> _Job_: Transcribe each record exactly. Include every one.

START Data extract

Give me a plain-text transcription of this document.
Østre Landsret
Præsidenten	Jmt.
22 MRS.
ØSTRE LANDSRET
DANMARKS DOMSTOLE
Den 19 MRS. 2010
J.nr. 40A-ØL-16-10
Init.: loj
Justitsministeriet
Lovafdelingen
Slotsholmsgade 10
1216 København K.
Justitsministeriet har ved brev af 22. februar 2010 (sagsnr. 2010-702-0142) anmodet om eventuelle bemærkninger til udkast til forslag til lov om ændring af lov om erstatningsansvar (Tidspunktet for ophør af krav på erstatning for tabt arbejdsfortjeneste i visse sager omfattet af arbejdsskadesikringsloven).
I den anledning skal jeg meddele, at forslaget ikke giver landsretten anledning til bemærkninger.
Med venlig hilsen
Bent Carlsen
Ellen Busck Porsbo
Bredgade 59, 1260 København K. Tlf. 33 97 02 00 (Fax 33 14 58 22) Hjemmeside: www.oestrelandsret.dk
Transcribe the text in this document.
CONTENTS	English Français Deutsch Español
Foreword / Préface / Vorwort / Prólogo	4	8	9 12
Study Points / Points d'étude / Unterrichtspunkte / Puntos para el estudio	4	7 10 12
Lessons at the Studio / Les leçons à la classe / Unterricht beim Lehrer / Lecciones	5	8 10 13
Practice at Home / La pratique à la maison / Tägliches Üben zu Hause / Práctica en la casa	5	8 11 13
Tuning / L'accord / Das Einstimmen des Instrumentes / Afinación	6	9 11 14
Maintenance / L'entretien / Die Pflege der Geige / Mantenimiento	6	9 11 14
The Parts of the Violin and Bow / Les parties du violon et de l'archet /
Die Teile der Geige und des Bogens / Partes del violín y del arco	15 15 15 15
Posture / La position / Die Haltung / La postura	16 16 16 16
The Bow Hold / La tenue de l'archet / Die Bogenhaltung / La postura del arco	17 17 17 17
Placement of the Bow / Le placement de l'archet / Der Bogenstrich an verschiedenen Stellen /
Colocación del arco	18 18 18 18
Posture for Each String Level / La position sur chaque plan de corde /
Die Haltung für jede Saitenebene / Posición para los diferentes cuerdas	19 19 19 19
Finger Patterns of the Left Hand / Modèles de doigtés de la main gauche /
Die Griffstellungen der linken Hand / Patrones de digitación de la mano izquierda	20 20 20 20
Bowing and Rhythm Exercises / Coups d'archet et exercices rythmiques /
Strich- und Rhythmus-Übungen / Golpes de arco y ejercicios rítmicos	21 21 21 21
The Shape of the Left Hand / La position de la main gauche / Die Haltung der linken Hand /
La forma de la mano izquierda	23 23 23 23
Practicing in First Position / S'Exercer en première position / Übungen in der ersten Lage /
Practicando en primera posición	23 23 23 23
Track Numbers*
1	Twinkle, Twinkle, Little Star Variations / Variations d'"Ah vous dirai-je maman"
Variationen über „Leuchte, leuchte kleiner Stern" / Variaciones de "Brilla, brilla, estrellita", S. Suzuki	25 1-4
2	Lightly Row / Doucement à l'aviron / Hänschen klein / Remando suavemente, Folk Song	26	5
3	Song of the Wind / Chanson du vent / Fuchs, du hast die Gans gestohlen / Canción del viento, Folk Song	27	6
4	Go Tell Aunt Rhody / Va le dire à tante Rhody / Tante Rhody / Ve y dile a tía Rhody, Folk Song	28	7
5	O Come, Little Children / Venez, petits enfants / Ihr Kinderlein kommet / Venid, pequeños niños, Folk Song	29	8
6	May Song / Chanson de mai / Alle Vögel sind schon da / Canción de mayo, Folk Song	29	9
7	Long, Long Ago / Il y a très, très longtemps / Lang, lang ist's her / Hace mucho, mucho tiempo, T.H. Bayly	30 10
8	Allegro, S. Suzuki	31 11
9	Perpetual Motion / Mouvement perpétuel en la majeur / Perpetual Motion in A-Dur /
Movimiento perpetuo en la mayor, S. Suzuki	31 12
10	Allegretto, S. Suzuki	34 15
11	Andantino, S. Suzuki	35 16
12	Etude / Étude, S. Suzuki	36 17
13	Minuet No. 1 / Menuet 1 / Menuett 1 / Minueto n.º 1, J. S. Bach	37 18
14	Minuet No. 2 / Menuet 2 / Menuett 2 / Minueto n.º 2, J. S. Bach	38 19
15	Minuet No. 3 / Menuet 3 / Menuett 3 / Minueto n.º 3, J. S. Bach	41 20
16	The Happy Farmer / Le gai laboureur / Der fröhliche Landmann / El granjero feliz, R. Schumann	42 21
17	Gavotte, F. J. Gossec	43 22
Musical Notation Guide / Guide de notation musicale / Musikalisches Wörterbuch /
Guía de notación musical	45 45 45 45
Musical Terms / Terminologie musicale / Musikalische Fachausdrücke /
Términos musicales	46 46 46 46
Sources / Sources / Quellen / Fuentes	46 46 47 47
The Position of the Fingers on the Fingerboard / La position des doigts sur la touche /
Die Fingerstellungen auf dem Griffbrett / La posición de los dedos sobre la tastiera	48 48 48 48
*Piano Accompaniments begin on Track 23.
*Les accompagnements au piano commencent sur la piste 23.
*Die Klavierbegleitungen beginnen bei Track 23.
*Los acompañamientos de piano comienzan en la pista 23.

END Data extract

> _Final result_:
Give me a plain-text transcription of this document.
Østre Landsret
Præsidenten	Jmt.
22 MRS.
ØSTRE LANDSRET
DANMARKS DOMSTOLE
Den 19 MRS. 2010
J.nr. 40A-ØL-16-10
Init.: loj
Justitsministeriet
Lovafdelingen
Slotsholmsgade 10
1216 København K.
Justitsministeriet har ved brev af 22. februar 2010 (sagsnr. 2010-702-0142) anmodet om eventuelle bemærkninger til udkast til forslag til lov om ændring af lov om erstatningsansvar (Tidspunktet for ophør af krav på erstatning for tabt arbejdsfortjeneste i visse sager omfattet af arbejdsskadesikringsloven).
I den anledning skal jeg meddele, at forslaget ikke giver landsretten anledning til bemærkninger.
Med venlig hilsen
Bent Carlsen
Ellen Busck Porsbo
Bredgade 59, 1260 København K. Tlf. 33 97 02 00 (Fax 33 14 58 22) Hjemmeside: www.oestrelandsret.dk
Transcribe the text in this document.
CONTENTS	English Français Deutsch Español
Foreword / Préface / Vorwort / Prólogo	4	8	9 12
Study Points / Points d'étude / Unterrichtspunkte / Puntos para el estudio	4	7 10 12
Lessons at the Studio / Les leçons à la classe / Unterricht beim Lehrer / Lecciones	5	8 10 13
Practice at Home / La pratique à la maison / Tägliches Üben zu Hause / Práctica en la casa	5	8 11 13
Tuning / L'accord / Das Einstimmen des Instrumentes / Afinación	6	9 11 14
Maintenance / L'entretien / Die Pflege der Geige / Mantenimiento	6	9 11 14
The Parts of the Violin and Bow / Les parties du violon et de l'archet /
Die Teile der Geige und des Bogens / Partes del violín y del arco	15 15 15 15
Posture / La position / Die Haltung / La postura	16 16 16 16
The Bow Hold / La tenue de l'archet / Die Bogenhaltung / La postura del arco	17 17 17 17
Placement of the Bow / Le placement de l'archet / Der Bogenstrich an verschiedenen Stellen /
Colocación del arco	18 18 18 18
Posture for Each String Level / La position sur chaque plan de corde /
Die Haltung für jede Saitenebene / Posición para los diferentes cuerdas	19 19 19 19
Finger Patterns of the Left Hand / Modèles de doigtés de la main gauche /
Die Griffstellungen der linken Hand / Patrones de digitación de la mano izquierda	20 20 20 20
Bowing and Rhythm Exercises / Coups d'archet et exercices rythmiques /
Strich- und Rhythmus-Übungen / Golpes de arco y ejercicios rítmicos	21 21 21 21
The Shape of the Left Hand / La position de la main gauche / Die Haltung der linken Hand /
La forma de la mano izquierda	23 23 23 23
Practicing in First Position / S'Exercer en première position / Übungen in der ersten Lage /
Practicando en primera posición	23 23 23 23
Track Numbers*
1	Twinkle, Twinkle, Little Star Variations / Variations d'"Ah vous dirai-je maman"
Variationen über „Leuchte, leuchte kleiner Stern" / Variaciones de "Brilla, brilla, estrellita", S. Suzuki	25 1-4
2	Lightly Row / Doucement à l'aviron / Hänschen klein / Remando suavemente, Folk Song	26	5
3	Song of the Wind / Chanson du vent / Fuchs, du hast die Gans gestohlen / Canción del viento, Folk Song	27	6
4	Go Tell Aunt Rhody / Va le dire à tante Rhody / Tante Rhody / Ve y dile a tía Rhody, Folk Song	28	7
5	O Come, Little Children / Venez, petits enfants / Ihr Kinderlein kommet / Venid, pequeños niños, Folk Song	29	8
6	May Song / Chanson de mai / Alle Vögel sind schon da / Canción de mayo, Folk Song	29	9
7	Long, Long Ago / Il y a très, très longtemps / Lang, lang ist's her / Hace mucho, mucho tiempo, T.H. Bayly	30 10
8	Allegro, S. Suzuki	31 11
9	Perpetual Motion / Mouvement perpétuel en la majeur / Perpetual Motion in A-Dur /
Movimiento perpetuo en la mayor, S. Suzuki	31 12
10	Allegretto, S. Suzuki	34 15
11	Andantino, S. Suzuki	35 16
12	Etude / Étude, S. Suzuki	36 17
13	Minuet No. 1 / Menuet 1 / Menuett 1 / Minueto n.º 1, J. S. Bach	37 18
14	Minuet No. 2 / Menuet 2 / Menuett 2 / Minueto n.º 2, J. S. Bach	38 19
15	Minuet No. 3 / Menuet 3 / Menuett 3 / Minueto n.º 3, J. S. Bach	41 20
16	The Happy Farmer / Le gai laboureur / Der fröhliche Landmann / El granjero feliz, R. Schumann	42 21
17	Gavotte, F. J. Gossec	43 22
Musical Notation Guide / Guide de notation musicale / Musikalisches Wörterbuch /
Guía de notación musical	45 45 45 45
Musical Terms / Terminologie musicale / Musikalische Fachausdrücke /
Términos musicales	46 46 46 46
Sources / Sources / Quellen / Fuentes	46 46 47 47
The Position of the Fingers on the Fingerboard / La position des doigts sur la touche /
Die Fingerstellungen auf dem Griffbrett / La posición de los dedos sobre la tastiera	48 48 48 48
*Piano Accompaniments begin on Track 23.
*Les accompagnements au piano commencent sur la piste 23.
*Die Klavierbegleitungen beginnen bei Track 23.
*Los acompañamientos de piano comienzan en la pista 23.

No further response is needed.